BEGIN RECORDS FOR THIS EXERCISE

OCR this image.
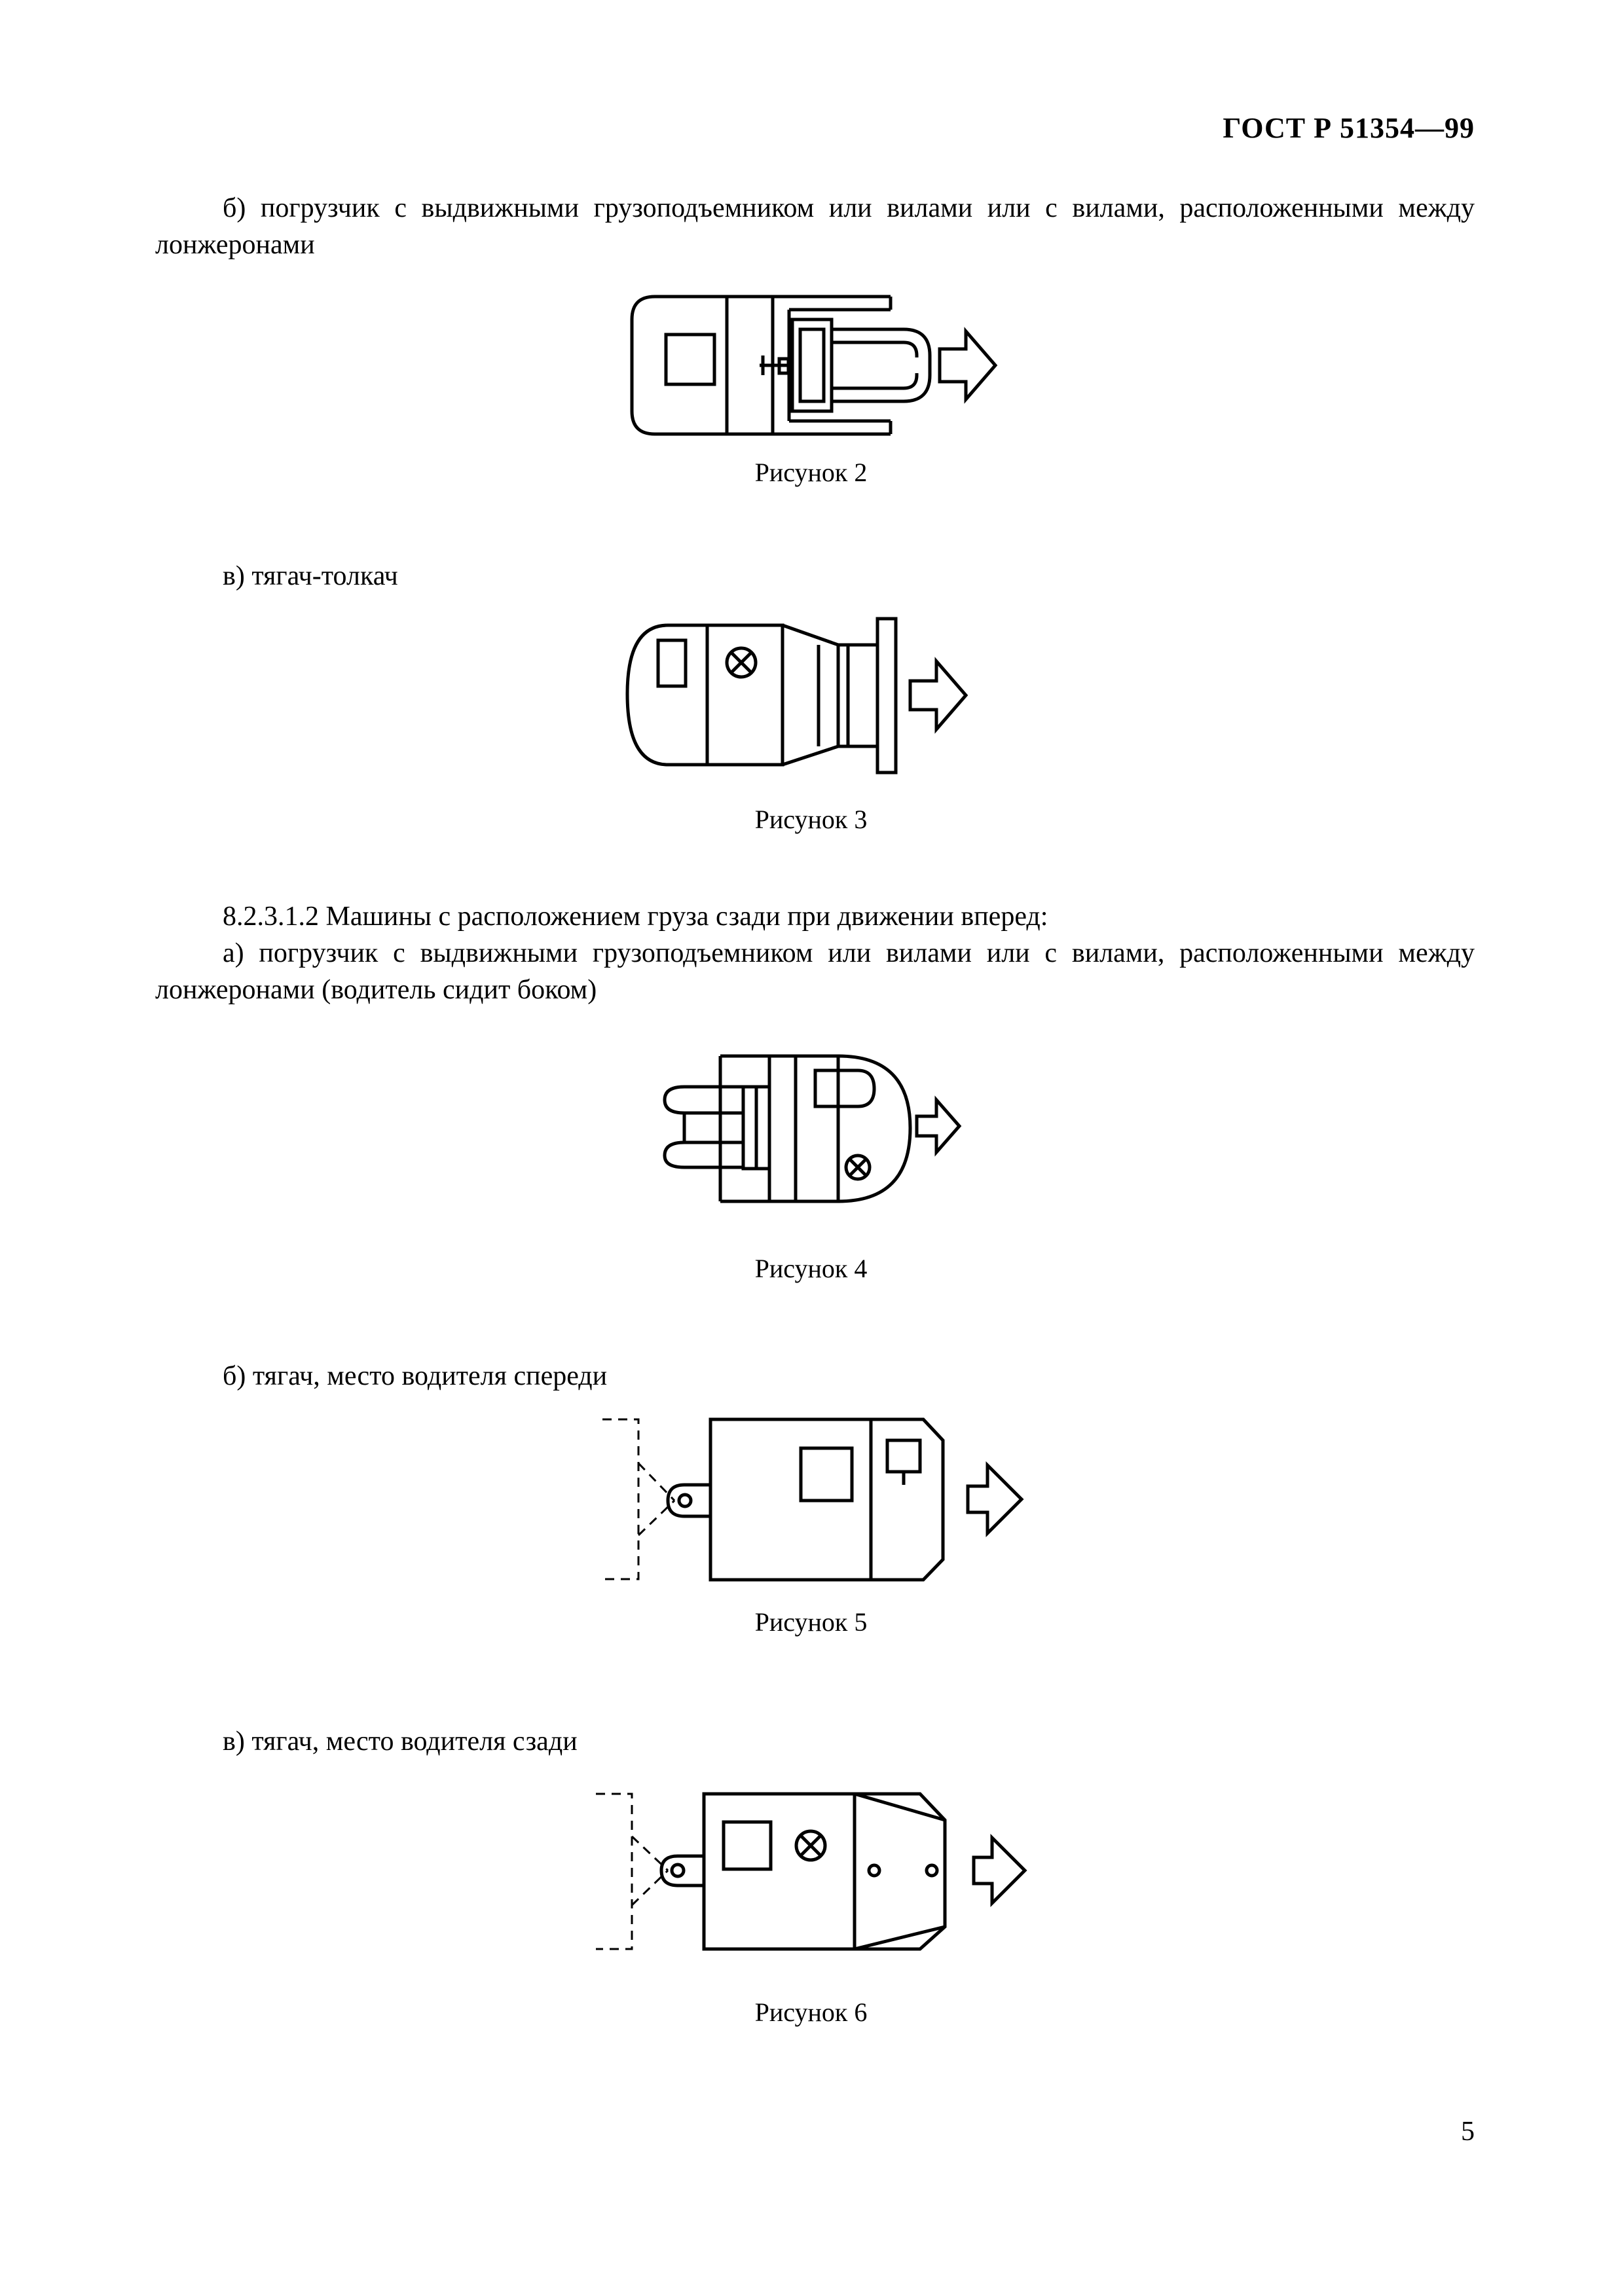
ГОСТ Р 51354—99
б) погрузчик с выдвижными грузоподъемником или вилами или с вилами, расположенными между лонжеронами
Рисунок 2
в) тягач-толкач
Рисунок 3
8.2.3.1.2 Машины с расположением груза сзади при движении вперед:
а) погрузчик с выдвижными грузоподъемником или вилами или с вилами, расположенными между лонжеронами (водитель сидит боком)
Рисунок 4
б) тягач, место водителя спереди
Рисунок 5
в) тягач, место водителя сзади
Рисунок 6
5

END RECORDS FOR THIS EXERCISE
BEGIN RECORDS FOR THIS EXERCISE

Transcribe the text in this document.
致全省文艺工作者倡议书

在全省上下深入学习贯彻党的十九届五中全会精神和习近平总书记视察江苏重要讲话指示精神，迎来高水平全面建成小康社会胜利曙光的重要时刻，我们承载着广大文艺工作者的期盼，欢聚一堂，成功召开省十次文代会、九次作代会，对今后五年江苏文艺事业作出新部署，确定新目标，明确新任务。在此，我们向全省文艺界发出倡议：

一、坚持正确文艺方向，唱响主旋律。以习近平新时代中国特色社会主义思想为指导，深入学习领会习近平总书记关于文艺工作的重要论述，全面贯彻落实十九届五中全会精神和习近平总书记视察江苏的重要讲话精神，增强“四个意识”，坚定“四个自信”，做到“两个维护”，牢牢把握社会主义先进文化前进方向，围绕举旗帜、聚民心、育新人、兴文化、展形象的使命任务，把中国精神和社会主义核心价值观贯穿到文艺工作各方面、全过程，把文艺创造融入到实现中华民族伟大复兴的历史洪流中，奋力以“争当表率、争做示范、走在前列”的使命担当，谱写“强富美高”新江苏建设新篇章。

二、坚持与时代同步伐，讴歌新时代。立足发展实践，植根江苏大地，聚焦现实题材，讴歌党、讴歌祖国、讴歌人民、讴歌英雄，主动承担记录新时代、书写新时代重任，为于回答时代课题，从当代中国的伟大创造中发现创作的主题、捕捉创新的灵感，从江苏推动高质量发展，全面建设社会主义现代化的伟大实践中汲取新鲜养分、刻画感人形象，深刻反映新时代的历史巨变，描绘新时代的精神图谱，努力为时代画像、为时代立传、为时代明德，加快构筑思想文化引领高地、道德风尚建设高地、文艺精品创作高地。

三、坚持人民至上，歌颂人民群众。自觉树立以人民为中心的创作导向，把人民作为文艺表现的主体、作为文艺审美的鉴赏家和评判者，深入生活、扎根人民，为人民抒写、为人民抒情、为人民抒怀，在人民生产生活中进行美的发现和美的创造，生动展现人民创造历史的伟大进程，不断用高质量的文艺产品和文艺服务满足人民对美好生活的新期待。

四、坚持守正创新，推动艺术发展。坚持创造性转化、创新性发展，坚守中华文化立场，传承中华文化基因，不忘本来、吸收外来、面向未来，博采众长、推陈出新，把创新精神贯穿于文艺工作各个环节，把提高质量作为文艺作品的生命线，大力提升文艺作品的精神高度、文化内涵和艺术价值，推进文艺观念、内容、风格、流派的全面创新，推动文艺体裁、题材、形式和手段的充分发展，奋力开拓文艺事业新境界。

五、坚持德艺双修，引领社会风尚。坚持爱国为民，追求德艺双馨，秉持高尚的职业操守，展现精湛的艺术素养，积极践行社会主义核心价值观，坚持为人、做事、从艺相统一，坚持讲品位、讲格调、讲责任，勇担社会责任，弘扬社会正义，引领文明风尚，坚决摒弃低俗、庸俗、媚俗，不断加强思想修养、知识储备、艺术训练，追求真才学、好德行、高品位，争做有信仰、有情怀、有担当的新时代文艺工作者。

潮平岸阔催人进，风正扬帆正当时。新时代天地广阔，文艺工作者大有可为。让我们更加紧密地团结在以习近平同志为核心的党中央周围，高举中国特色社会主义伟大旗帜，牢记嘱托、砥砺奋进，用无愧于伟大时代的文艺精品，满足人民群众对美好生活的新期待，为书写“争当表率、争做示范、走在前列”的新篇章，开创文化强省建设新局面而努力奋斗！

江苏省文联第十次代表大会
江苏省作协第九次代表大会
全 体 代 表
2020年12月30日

END RECORDS FOR THIS EXERCISE

▶ [WORK TO COMPLETE]:
Pull out each line containing the word "Рисунок" and copy it.

▶ [OUTPUT OF THE TASK]:
Рисунок 2
Рисунок 3
Рисунок 4
Рисунок 5
Рисунок 6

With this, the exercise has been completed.